Ces dernières années, plusieurs articles de presse ont évoqué les conditions d’étude en écoles d’architecture avec à chaque fois pour sujet fantasmé : la charrette. Le dernier du genre (Libération 3/05/22*) m’invite aujourd’hui à relever quelques réflexions et propos entendus en école d’architecture et ailleurs. Journal d’une jeune architecte.
Aujourd’hui jeune professionnelle, étudiante il n’y a pas si longtemps encore, avec un pied du côté de l’enseignement, à la lecture d’un tel article, entre les faits et les arguments, ma tête et mon cœur balancent.
« La charrette » encore et encore
En parlant avec Daphnée, étudiante en école d’architecture, je comprends dans sa voix que le sujet est compliqué. Elle me dit que beaucoup d’étudiants sont « révoltés » par la façon dont est organisé l’enseignement. J’essaye de comprendre : qu’est-ce que qui énerve exactement ? « L’esprit de la charrette », encore lui ! On ne s’en sort pas…
Un article de Chroniques, daté de 2019,** expliquait déjà les origines de la charrette et pourquoi des étudiants en architecture sont vent debout. Pourquoi cela fait-il plus débat qu’avant ? Pourquoi les étudiants d’aujourd’hui tapent-ils du poing sur la table ? Et moi, aurais-je tapé du poing sur la table si, à quelques années d’écart, j’avais osé ? À qui la faute ? Y a-t-il des failles dans notre enseignement de l’architecture ?
Un monde qui change : des jeunes qui s’opposent et s’engagent
Concrètement, il est souvent compris que les architectes « travaillent dur » (et sont « charrette »). Par conséquent, tout contre-pied à cette façon de travailler serait révélateur d’une mauvaise compréhension du monde de l’architecture d’aujourd’hui. Effectivement, nous travaillons dur à l’agence et j’avoue que parfois les nuits sont courtes mais ce qui m’intrigue est que la plupart des personnes qui tiennent ce discours sont plutôt plus âgées que moi.
Pour grossir le trait, ces anciens expliquent que « cette opposition reflète la fainéantise évidente d’une génération qui ne veut plus travailler… », ce qui fait un peu vieille rengaine. Toutes les époques ne sont-elles pas bercées des mêmes réflexions d’anciens, le fouet à la main, prêts à punir les petits jeunes utopistes qui n’ont rien compris au monde qui les attend ? Il demeure : qui ne rêverait pas d’un monde sans travail pénible après tout ?

--------------------

◆ CONSIGNES DE TRAVAIL
[a] Dans l'extrait sur la charrette, pourquoi tout contre-pied à cette façon de travailler serait-il vu comme le signe d'une mauvaise compréhension du monde de l'architecture d'aujourd'hui ? Répondez en une à trois phrases.
[b] Extrayez de l'extrait sur la charrette le passage qui débute aux mots « Ces dernières années, plusieurs » et s'achève après « d’une jeune architecte. ».
La liste qui vient ensuite est un matériau distinct de l'extrait sur la charrette.

[Entrées d'éléments encadrés]
--------------------

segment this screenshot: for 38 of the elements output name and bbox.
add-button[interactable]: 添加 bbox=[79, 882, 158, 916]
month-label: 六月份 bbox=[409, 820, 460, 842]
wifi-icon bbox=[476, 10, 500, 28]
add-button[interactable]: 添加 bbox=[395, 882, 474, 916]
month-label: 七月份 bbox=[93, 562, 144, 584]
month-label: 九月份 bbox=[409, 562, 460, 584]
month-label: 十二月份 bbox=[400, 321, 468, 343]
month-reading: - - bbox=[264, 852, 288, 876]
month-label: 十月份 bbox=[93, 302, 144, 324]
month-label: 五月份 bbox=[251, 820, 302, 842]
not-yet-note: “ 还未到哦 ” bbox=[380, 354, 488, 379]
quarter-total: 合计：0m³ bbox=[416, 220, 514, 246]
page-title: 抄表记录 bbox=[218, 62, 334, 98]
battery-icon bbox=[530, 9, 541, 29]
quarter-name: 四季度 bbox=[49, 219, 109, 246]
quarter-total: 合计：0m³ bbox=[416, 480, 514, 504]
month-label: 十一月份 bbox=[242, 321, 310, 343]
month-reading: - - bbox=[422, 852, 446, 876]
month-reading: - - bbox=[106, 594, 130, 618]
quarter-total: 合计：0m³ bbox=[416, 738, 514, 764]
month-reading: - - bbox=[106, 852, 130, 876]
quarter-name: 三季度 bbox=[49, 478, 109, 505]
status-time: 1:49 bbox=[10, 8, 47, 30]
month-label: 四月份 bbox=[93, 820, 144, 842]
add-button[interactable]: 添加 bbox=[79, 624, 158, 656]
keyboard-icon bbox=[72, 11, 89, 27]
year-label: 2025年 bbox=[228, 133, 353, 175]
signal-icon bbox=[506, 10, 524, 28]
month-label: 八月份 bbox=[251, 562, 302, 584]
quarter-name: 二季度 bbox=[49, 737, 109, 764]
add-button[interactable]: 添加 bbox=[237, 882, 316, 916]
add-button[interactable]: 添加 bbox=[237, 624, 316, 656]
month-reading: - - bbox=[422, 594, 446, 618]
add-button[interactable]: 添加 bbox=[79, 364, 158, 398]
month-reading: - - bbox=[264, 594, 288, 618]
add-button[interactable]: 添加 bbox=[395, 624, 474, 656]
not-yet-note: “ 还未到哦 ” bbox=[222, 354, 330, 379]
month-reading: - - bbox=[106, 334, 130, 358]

--------------------

◆ RÉPONSES AUX CONSIGNES
[a] Parce qu'il est souvent compris que les architectes « travaillent dur » et sont « charrette ». S'opposer à cette façon de travailler révélerait donc, selon ce discours, une mauvaise compréhension du monde de l'architecture d'aujourd'hui.

[b]
Ces dernières années, plusieurs articles de presse ont évoqué les conditions d’étude en écoles d’architecture avec à chaque fois pour sujet fantasmé : la charrette. Le dernier du genre (Libération 3/05/22*) m’invite aujourd’hui à relever quelques réflexions et propos entendus en école d’architecture et ailleurs. Journal d’une jeune architecte.